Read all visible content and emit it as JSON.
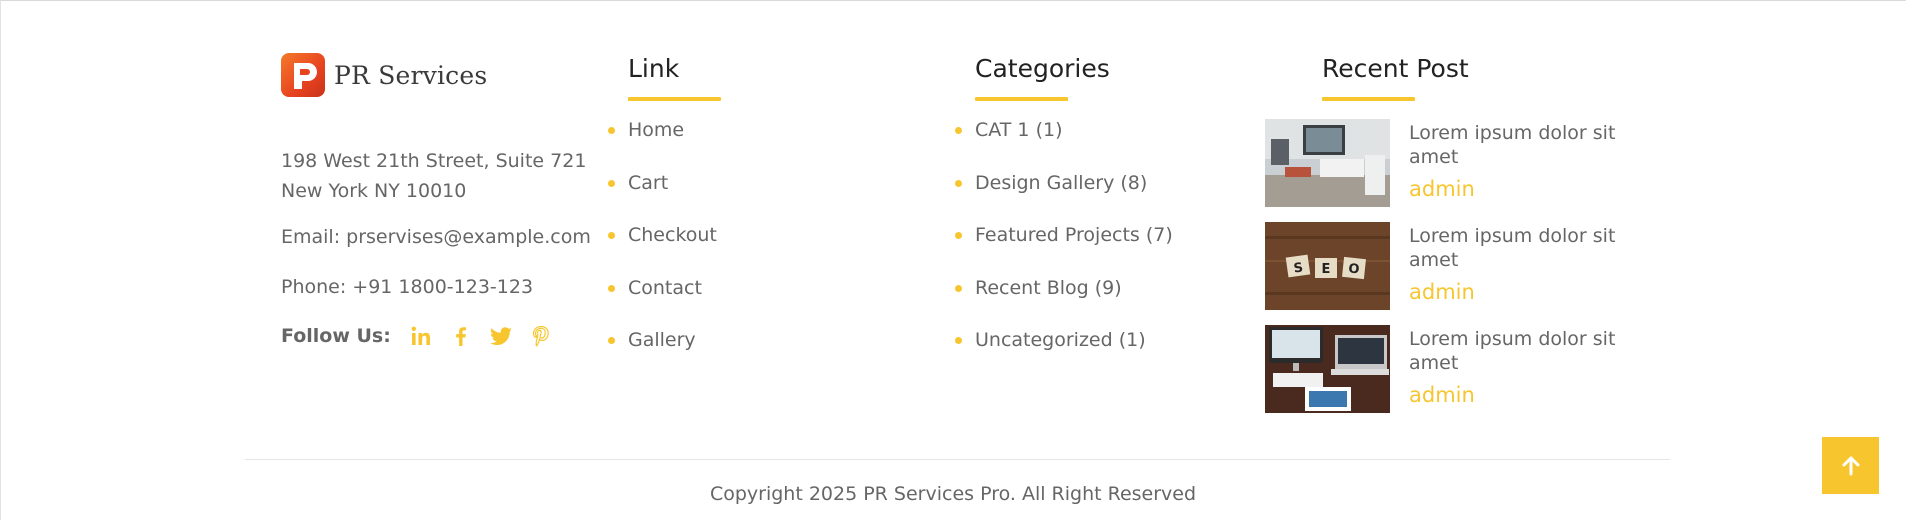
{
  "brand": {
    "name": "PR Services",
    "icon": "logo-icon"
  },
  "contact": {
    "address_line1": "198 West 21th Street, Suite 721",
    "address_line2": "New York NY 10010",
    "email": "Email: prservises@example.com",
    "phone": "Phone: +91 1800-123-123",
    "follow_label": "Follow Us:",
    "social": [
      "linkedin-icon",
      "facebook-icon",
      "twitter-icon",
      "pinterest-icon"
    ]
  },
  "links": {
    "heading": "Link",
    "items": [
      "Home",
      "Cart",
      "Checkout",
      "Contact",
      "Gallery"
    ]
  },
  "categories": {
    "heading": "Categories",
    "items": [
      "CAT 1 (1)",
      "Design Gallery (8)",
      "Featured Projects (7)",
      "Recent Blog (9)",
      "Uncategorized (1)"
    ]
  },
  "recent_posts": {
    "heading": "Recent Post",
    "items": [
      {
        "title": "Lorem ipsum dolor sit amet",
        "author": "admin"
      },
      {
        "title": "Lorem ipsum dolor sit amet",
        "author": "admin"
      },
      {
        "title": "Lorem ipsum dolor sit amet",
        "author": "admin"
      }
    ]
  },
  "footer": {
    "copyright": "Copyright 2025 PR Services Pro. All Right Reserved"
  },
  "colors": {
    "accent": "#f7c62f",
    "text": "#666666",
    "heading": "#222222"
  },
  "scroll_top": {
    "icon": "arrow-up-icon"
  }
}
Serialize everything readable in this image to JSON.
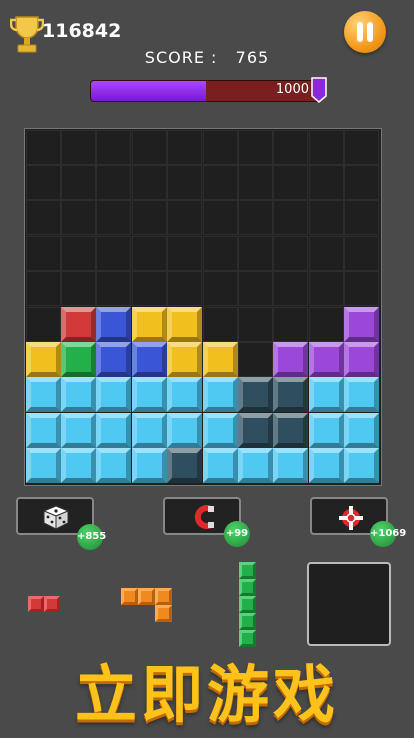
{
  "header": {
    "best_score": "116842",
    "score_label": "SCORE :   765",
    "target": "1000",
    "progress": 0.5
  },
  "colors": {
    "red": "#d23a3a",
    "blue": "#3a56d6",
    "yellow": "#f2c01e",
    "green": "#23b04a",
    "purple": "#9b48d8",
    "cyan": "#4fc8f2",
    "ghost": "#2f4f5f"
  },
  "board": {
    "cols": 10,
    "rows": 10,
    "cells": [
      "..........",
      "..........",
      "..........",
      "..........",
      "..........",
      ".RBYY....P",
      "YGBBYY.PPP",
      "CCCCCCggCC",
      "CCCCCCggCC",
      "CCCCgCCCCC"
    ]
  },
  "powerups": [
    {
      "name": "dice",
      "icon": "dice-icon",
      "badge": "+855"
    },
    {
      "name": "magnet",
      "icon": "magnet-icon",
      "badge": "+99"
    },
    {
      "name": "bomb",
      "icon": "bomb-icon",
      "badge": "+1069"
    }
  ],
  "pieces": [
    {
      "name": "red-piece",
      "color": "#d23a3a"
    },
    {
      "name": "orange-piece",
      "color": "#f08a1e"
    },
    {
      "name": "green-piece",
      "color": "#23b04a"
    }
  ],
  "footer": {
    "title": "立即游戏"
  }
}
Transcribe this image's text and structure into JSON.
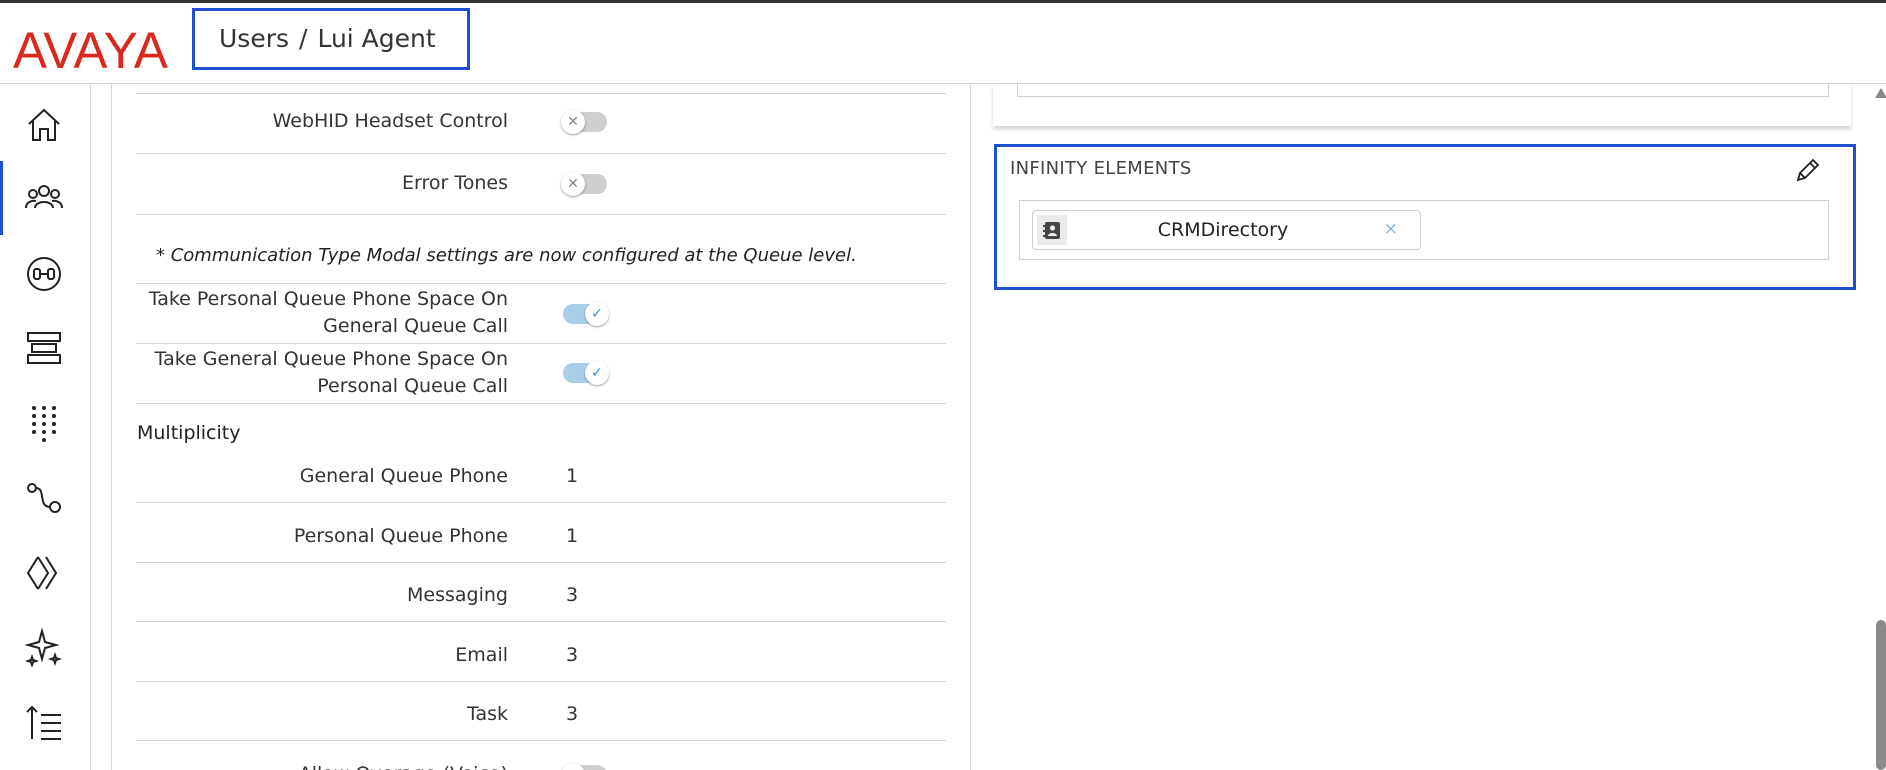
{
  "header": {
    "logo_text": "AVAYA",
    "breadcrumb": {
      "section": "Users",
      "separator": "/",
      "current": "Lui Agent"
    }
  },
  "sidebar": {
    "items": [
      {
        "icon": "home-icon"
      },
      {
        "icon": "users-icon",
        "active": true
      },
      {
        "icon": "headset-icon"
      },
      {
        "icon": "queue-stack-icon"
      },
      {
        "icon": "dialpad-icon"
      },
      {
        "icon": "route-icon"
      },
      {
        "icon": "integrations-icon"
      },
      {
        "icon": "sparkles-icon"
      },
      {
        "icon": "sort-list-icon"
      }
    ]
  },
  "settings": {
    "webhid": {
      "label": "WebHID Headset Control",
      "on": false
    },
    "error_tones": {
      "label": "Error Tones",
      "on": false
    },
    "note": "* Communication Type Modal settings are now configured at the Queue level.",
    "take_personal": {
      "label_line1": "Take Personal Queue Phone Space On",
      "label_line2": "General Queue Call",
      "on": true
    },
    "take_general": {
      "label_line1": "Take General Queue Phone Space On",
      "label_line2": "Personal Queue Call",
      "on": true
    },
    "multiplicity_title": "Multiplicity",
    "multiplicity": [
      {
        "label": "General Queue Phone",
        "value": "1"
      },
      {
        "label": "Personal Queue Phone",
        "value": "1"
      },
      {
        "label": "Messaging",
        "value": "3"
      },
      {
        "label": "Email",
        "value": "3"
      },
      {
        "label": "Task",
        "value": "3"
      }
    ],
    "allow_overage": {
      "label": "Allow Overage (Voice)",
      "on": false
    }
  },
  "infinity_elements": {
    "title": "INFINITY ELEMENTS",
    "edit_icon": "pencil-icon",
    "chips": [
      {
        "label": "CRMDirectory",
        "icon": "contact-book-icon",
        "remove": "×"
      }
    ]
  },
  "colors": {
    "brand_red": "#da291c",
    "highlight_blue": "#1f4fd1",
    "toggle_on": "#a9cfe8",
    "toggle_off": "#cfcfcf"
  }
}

▬▬▬▬▬▬▬▬▬▬

## WRITTEN REQUEST
Give an exact copy of the material, leaving out every picture.

## EXERCISE ANSWER
Read all visible content and emit it as JSON.
{
  "brand": {
    "name": "PR Services",
    "icon": "logo-icon"
  },
  "contact": {
    "address_line1": "198 West 21th Street, Suite 721",
    "address_line2": "New York NY 10010",
    "email": "Email: prservises@example.com",
    "phone": "Phone: +91 1800-123-123",
    "follow_label": "Follow Us:",
    "social": [
      "linkedin-icon",
      "facebook-icon",
      "twitter-icon",
      "pinterest-icon"
    ]
  },
  "links": {
    "heading": "Link",
    "items": [
      "Home",
      "Cart",
      "Checkout",
      "Contact",
      "Gallery"
    ]
  },
  "categories": {
    "heading": "Categories",
    "items": [
      "CAT 1 (1)",
      "Design Gallery (8)",
      "Featured Projects (7)",
      "Recent Blog (9)",
      "Uncategorized (1)"
    ]
  },
  "recent_posts": {
    "heading": "Recent Post",
    "items": [
      {
        "title": "Lorem ipsum dolor sit amet",
        "author": "admin"
      },
      {
        "title": "Lorem ipsum dolor sit amet",
        "author": "admin"
      },
      {
        "title": "Lorem ipsum dolor sit amet",
        "author": "admin"
      }
    ]
  },
  "footer": {
    "copyright": "Copyright 2025 PR Services Pro. All Right Reserved"
  },
  "colors": {
    "accent": "#f7c62f",
    "text": "#666666",
    "heading": "#222222"
  },
  "scroll_top": {
    "icon": "arrow-up-icon"
  }
}
Serialize everything readable in this image to JSON.
{
  "header": {
    "best_score": "116842",
    "score_label": "SCORE :   765",
    "target": "1000",
    "progress": 0.5
  },
  "colors": {
    "red": "#d23a3a",
    "blue": "#3a56d6",
    "yellow": "#f2c01e",
    "green": "#23b04a",
    "purple": "#9b48d8",
    "cyan": "#4fc8f2",
    "ghost": "#2f4f5f"
  },
  "board": {
    "cols": 10,
    "rows": 10,
    "cells": [
      "..........",
      "..........",
      "..........",
      "..........",
      "..........",
      ".RBYY....P",
      "YGBBYY.PPP",
      "CCCCCCggCC",
      "CCCCCCggCC",
      "CCCCgCCCCC"
    ]
  },
  "powerups": [
    {
      "name": "dice",
      "icon": "dice-icon",
      "badge": "+855"
    },
    {
      "name": "magnet",
      "icon": "magnet-icon",
      "badge": "+99"
    },
    {
      "name": "bomb",
      "icon": "bomb-icon",
      "badge": "+1069"
    }
  ],
  "pieces": [
    {
      "name": "red-piece",
      "color": "#d23a3a"
    },
    {
      "name": "orange-piece",
      "color": "#f08a1e"
    },
    {
      "name": "green-piece",
      "color": "#23b04a"
    }
  ],
  "footer": {
    "title": "立即游戏"
  }
}
Transcribe this image's text and structure into JSON.
{
  "header": {
    "logo_text": "AVAYA",
    "breadcrumb": {
      "section": "Users",
      "separator": "/",
      "current": "Lui Agent"
    }
  },
  "sidebar": {
    "items": [
      {
        "icon": "home-icon"
      },
      {
        "icon": "users-icon",
        "active": true
      },
      {
        "icon": "headset-icon"
      },
      {
        "icon": "queue-stack-icon"
      },
      {
        "icon": "dialpad-icon"
      },
      {
        "icon": "route-icon"
      },
      {
        "icon": "integrations-icon"
      },
      {
        "icon": "sparkles-icon"
      },
      {
        "icon": "sort-list-icon"
      }
    ]
  },
  "settings": {
    "webhid": {
      "label": "WebHID Headset Control",
      "on": false
    },
    "error_tones": {
      "label": "Error Tones",
      "on": false
    },
    "note": "* Communication Type Modal settings are now configured at the Queue level.",
    "take_personal": {
      "label_line1": "Take Personal Queue Phone Space On",
      "label_line2": "General Queue Call",
      "on": true
    },
    "take_general": {
      "label_line1": "Take General Queue Phone Space On",
      "label_line2": "Personal Queue Call",
      "on": true
    },
    "multiplicity_title": "Multiplicity",
    "multiplicity": [
      {
        "label": "General Queue Phone",
        "value": "1"
      },
      {
        "label": "Personal Queue Phone",
        "value": "1"
      },
      {
        "label": "Messaging",
        "value": "3"
      },
      {
        "label": "Email",
        "value": "3"
      },
      {
        "label": "Task",
        "value": "3"
      }
    ],
    "allow_overage": {
      "label": "Allow Overage (Voice)",
      "on": false
    }
  },
  "infinity_elements": {
    "title": "INFINITY ELEMENTS",
    "edit_icon": "pencil-icon",
    "chips": [
      {
        "label": "CRMDirectory",
        "icon": "contact-book-icon",
        "remove": "×"
      }
    ]
  },
  "colors": {
    "brand_red": "#da291c",
    "highlight_blue": "#1f4fd1",
    "toggle_on": "#a9cfe8",
    "toggle_off": "#cfcfcf"
  }
}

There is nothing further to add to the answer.